### [YOUR INSTRUCTIONS]
Please rewrite the stretch of records from the line containing "value-label: 10.3 [383, 143, 459, 183]" through the line containing "y-tick-label: 9.8 [38, 421, 76, 449]", changing "grid-line" to "gridline" and leaving everything else as it is.

### [EXTRACTED DATA]
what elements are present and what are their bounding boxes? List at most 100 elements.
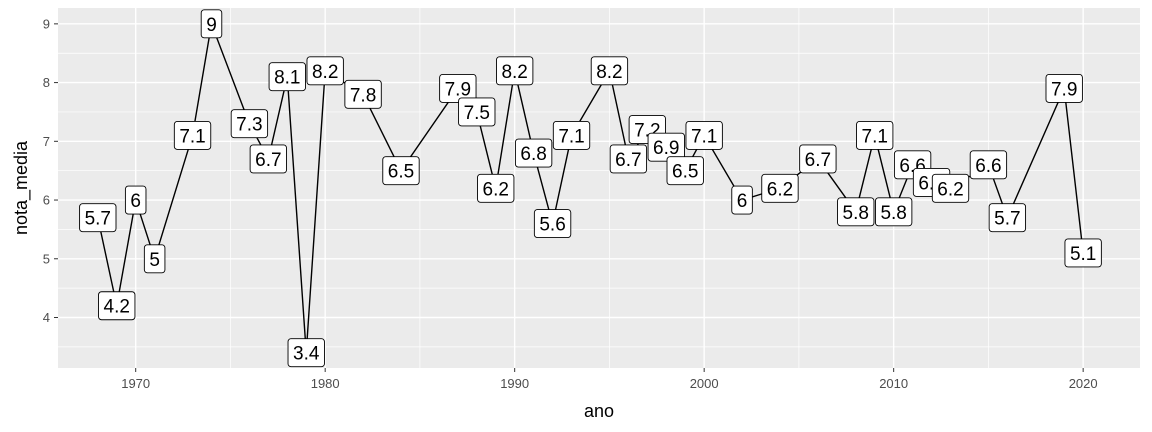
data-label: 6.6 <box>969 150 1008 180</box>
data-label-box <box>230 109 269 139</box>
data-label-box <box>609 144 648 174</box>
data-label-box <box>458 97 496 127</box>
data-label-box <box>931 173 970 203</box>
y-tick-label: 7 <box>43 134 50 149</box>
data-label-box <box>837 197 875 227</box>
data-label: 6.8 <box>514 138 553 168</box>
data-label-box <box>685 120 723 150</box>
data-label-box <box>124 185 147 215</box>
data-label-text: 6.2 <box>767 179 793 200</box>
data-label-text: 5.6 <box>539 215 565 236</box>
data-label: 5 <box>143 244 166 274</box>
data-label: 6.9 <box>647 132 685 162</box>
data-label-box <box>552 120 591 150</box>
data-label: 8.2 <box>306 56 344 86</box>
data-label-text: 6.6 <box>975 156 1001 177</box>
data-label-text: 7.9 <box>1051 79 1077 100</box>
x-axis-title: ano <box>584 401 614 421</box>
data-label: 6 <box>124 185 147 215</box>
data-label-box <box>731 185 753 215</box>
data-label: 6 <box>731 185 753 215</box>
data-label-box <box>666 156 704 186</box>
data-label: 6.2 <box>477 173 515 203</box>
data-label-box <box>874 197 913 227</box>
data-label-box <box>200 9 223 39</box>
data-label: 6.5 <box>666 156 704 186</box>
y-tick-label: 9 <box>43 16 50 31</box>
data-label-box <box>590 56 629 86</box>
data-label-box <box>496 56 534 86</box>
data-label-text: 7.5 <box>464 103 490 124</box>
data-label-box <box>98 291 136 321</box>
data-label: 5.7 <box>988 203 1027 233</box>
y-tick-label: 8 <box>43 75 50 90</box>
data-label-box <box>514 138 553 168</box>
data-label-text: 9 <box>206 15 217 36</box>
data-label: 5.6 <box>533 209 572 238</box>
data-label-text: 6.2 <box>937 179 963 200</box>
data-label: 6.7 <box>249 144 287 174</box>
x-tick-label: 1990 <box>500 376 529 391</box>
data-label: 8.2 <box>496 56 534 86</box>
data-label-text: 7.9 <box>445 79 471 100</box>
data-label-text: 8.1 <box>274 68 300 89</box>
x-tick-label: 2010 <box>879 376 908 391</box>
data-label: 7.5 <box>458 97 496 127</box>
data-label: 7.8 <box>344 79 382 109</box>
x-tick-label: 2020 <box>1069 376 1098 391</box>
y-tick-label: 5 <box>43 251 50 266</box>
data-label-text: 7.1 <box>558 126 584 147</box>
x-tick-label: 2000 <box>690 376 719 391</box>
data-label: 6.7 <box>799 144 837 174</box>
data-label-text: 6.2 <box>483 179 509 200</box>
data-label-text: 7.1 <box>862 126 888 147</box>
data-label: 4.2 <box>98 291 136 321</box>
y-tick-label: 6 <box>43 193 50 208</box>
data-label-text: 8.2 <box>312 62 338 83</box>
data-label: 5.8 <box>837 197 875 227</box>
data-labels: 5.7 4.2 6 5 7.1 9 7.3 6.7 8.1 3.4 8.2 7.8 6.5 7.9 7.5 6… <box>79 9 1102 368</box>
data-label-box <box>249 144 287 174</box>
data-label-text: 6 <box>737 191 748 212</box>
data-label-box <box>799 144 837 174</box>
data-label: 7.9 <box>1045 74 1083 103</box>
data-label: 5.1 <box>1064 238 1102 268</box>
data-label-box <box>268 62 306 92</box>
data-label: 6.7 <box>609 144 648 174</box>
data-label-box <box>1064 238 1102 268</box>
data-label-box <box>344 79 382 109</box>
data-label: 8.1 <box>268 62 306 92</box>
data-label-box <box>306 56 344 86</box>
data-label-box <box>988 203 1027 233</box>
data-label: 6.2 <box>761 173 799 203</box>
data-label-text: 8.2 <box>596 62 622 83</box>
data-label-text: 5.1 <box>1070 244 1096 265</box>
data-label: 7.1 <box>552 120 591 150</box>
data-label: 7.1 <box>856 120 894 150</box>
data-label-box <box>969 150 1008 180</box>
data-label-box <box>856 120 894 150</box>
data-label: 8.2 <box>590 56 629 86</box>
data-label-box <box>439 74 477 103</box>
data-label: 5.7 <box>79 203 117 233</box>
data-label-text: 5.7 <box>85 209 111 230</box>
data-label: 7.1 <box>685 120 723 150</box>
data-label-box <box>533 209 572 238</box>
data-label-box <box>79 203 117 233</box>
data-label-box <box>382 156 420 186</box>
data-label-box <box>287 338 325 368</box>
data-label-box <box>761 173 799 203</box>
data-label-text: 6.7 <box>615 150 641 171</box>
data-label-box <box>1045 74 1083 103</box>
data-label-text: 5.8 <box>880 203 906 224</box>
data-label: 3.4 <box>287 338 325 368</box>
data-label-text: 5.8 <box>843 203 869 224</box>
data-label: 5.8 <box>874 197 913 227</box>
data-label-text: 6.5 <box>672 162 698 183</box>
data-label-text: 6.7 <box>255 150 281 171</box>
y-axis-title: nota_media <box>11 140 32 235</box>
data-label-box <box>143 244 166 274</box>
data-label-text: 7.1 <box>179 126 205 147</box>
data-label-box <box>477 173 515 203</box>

==

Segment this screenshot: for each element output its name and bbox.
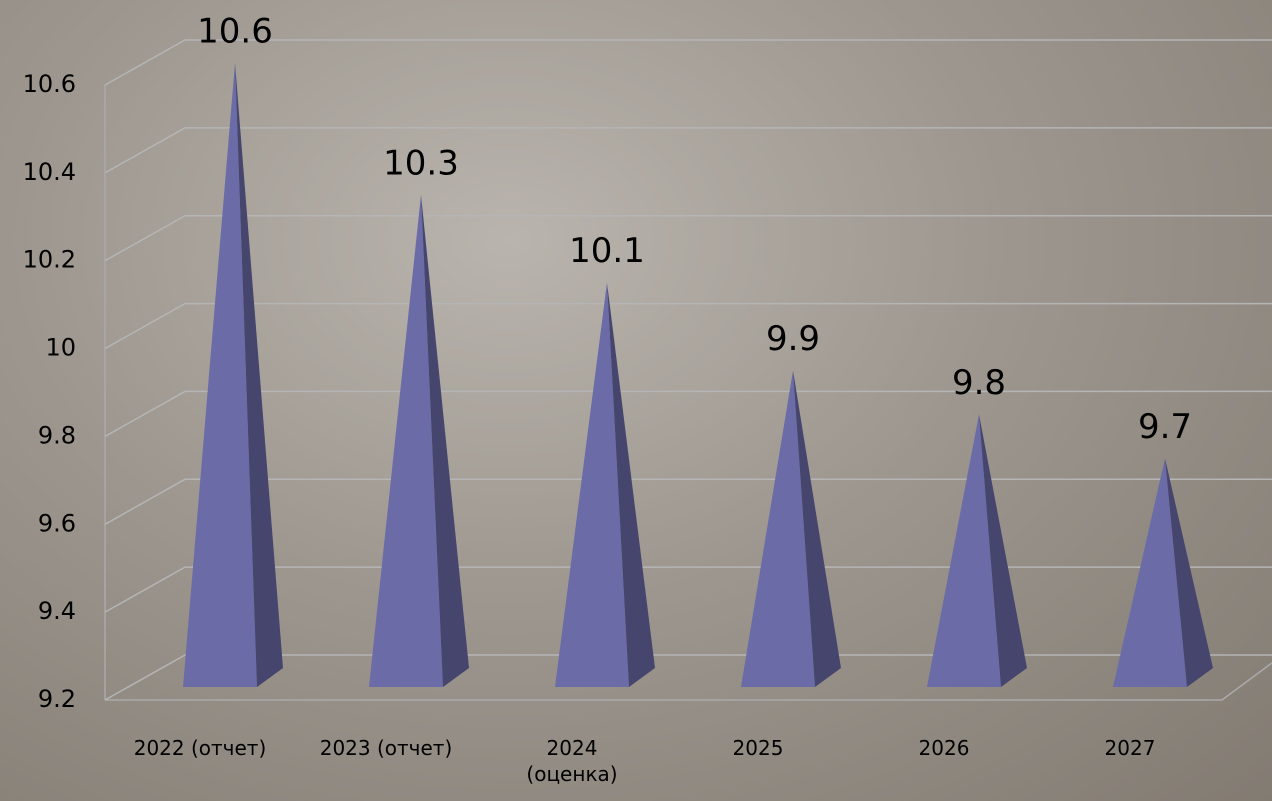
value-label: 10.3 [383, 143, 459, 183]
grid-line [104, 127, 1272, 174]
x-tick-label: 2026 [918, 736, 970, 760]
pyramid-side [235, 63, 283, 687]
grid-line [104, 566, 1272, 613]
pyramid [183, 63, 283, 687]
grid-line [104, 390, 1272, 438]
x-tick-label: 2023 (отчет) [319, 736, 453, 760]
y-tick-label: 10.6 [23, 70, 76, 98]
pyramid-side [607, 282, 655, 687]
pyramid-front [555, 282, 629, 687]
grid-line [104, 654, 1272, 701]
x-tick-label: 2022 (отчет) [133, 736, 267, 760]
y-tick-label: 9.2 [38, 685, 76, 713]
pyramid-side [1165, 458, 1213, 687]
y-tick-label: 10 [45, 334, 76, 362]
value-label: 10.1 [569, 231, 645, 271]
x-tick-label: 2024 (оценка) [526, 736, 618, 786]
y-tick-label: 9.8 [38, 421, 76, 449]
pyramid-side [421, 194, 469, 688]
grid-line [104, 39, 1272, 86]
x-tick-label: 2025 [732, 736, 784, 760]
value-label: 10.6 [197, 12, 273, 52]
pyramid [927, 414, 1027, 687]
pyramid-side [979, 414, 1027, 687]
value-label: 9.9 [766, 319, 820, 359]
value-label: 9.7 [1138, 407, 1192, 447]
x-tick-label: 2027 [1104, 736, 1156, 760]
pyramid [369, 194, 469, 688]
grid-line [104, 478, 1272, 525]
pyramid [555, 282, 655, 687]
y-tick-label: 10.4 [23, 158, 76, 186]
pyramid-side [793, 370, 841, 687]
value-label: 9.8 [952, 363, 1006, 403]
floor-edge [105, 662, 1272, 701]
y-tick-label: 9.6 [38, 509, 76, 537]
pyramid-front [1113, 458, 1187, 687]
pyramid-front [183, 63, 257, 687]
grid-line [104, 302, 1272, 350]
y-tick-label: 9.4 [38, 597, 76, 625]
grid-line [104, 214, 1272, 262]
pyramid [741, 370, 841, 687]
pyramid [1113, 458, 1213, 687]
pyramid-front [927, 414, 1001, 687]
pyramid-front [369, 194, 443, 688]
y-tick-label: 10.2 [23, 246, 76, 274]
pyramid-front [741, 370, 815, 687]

### [THE SOLUTION]
value-label: 10.3 [383, 143, 459, 183]
gridline [104, 127, 1272, 174]
x-tick-label: 2026 [918, 736, 970, 760]
pyramid-side [235, 63, 283, 687]
gridline [104, 566, 1272, 613]
pyramid [183, 63, 283, 687]
gridline [104, 390, 1272, 438]
x-tick-label: 2023 (отчет) [319, 736, 453, 760]
y-tick-label: 10.6 [23, 70, 76, 98]
pyramid-side [607, 282, 655, 687]
pyramid-front [555, 282, 629, 687]
gridline [104, 654, 1272, 701]
x-tick-label: 2022 (отчет) [133, 736, 267, 760]
y-tick-label: 9.2 [38, 685, 76, 713]
pyramid-side [1165, 458, 1213, 687]
y-tick-label: 10 [45, 334, 76, 362]
value-label: 10.1 [569, 231, 645, 271]
x-tick-label: 2024 (оценка) [526, 736, 618, 786]
y-tick-label: 9.8 [38, 421, 76, 449]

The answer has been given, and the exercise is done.